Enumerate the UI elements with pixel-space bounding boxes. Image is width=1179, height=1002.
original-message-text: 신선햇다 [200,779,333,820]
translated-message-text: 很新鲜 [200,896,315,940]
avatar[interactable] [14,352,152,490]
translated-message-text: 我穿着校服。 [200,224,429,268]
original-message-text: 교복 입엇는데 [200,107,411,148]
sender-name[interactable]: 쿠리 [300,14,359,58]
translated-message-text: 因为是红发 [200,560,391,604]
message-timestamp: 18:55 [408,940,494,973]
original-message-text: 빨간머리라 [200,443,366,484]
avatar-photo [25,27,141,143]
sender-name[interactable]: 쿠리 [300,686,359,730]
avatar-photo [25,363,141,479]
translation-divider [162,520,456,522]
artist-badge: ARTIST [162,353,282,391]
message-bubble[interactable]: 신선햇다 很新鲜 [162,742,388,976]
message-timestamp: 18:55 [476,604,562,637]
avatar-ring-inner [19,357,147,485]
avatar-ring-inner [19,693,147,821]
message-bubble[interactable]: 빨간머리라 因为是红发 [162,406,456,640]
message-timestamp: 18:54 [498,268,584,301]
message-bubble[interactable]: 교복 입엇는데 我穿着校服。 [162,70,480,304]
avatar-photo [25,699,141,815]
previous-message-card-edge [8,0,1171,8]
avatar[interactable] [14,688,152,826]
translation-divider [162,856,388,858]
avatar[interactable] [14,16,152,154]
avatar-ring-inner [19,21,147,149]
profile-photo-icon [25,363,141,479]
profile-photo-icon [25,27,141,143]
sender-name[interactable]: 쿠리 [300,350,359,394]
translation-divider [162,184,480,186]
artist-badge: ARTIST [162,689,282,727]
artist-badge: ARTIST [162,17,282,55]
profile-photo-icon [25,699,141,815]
--------------------
Return each line from the records above that contains the string "name".

sender-name[interactable]: 쿠리 [300,14,359,58]
sender-name[interactable]: 쿠리 [300,686,359,730]
sender-name[interactable]: 쿠리 [300,350,359,394]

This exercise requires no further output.